→ Work required
All of the data must be printed exactly; please include every line.

→ Material for the task
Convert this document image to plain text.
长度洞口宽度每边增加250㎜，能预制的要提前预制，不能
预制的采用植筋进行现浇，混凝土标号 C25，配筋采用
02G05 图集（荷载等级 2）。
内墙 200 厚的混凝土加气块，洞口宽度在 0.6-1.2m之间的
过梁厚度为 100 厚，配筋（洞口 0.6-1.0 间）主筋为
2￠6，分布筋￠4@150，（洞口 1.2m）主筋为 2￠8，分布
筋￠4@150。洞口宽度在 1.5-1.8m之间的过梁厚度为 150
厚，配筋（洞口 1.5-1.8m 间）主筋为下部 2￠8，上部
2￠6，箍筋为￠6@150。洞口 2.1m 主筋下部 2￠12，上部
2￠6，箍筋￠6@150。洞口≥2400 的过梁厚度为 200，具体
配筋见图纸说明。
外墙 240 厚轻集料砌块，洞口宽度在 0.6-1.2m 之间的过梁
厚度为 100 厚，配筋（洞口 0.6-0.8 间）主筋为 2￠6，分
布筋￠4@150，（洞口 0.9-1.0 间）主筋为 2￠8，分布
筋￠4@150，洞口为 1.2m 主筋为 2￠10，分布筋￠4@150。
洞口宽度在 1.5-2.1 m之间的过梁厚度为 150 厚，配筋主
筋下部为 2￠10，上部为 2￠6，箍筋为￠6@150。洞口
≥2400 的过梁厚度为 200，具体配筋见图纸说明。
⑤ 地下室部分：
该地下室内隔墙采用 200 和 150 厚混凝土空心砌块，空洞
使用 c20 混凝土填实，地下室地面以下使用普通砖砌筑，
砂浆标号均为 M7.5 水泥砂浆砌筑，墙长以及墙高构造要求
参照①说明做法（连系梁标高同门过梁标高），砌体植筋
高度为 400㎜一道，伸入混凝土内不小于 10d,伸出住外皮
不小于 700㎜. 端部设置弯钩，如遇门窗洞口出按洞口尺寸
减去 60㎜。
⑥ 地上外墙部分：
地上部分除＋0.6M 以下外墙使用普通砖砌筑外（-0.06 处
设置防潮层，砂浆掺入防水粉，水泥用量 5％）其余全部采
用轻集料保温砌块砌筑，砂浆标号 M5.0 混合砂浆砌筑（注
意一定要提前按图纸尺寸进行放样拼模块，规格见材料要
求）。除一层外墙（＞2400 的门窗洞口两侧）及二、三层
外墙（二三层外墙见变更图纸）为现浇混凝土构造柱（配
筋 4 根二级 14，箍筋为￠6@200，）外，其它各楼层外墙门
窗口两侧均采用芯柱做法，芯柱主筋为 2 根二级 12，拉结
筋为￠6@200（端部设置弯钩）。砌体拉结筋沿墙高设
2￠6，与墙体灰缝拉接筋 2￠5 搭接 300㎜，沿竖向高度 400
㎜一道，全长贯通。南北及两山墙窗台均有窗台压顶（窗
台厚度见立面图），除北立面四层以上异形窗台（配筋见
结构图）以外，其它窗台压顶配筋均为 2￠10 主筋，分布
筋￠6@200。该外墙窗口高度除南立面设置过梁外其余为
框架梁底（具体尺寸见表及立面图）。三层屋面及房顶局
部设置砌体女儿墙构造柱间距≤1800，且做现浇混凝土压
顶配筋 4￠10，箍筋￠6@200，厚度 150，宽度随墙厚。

→ Result for this task
Convert this document image to plain text.
长度洞口宽度每边增加250㎜，能预制的要提前预制，不能
预制的采用植筋进行现浇，混凝土标号 C25，配筋采用
02G05 图集（荷载等级 2）。
内墙 200 厚的混凝土加气块，洞口宽度在 0.6-1.2m之间的
过梁厚度为 100 厚，配筋（洞口 0.6-1.0 间）主筋为
2￠6，分布筋￠4@150，（洞口 1.2m）主筋为 2￠8，分布
筋￠4@150。洞口宽度在 1.5-1.8m之间的过梁厚度为 150
厚，配筋（洞口 1.5-1.8m 间）主筋为下部 2￠8，上部
2￠6，箍筋为￠6@150。洞口 2.1m 主筋下部 2￠12，上部
2￠6，箍筋￠6@150。洞口≥2400 的过梁厚度为 200，具体
配筋见图纸说明。
外墙 240 厚轻集料砌块，洞口宽度在 0.6-1.2m 之间的过梁
厚度为 100 厚，配筋（洞口 0.6-0.8 间）主筋为 2￠6，分
布筋￠4@150，（洞口 0.9-1.0 间）主筋为 2￠8，分布
筋￠4@150，洞口为 1.2m 主筋为 2￠10，分布筋￠4@150。
洞口宽度在 1.5-2.1 m之间的过梁厚度为 150 厚，配筋主
筋下部为 2￠10，上部为 2￠6，箍筋为￠6@150。洞口
≥2400 的过梁厚度为 200，具体配筋见图纸说明。
⑤ 地下室部分：
该地下室内隔墙采用 200 和 150 厚混凝土空心砌块，空洞
使用 c20 混凝土填实，地下室地面以下使用普通砖砌筑，
砂浆标号均为 M7.5 水泥砂浆砌筑，墙长以及墙高构造要求
参照①说明做法（连系梁标高同门过梁标高），砌体植筋
高度为 400㎜一道，伸入混凝土内不小于 10d,伸出住外皮
不小于 700㎜. 端部设置弯钩，如遇门窗洞口出按洞口尺寸
减去 60㎜。
⑥ 地上外墙部分：
地上部分除＋0.6M 以下外墙使用普通砖砌筑外（-0.06 处
设置防潮层，砂浆掺入防水粉，水泥用量 5％）其余全部采
用轻集料保温砌块砌筑，砂浆标号 M5.0 混合砂浆砌筑（注
意一定要提前按图纸尺寸进行放样拼模块，规格见材料要
求）。除一层外墙（＞2400 的门窗洞口两侧）及二、三层
外墙（二三层外墙见变更图纸）为现浇混凝土构造柱（配
筋 4 根二级 14，箍筋为￠6@200，）外，其它各楼层外墙门
窗口两侧均采用芯柱做法，芯柱主筋为 2 根二级 12，拉结
筋为￠6@200（端部设置弯钩）。砌体拉结筋沿墙高设
2￠6，与墙体灰缝拉接筋 2￠5 搭接 300㎜，沿竖向高度 400
㎜一道，全长贯通。南北及两山墙窗台均有窗台压顶（窗
台厚度见立面图），除北立面四层以上异形窗台（配筋见
结构图）以外，其它窗台压顶配筋均为 2￠10 主筋，分布
筋￠6@200。该外墙窗口高度除南立面设置过梁外其余为
框架梁底（具体尺寸见表及立面图）。三层屋面及房顶局
部设置砌体女儿墙构造柱间距≤1800，且做现浇混凝土压
顶配筋 4￠10，箍筋￠6@200，厚度 150，宽度随墙厚。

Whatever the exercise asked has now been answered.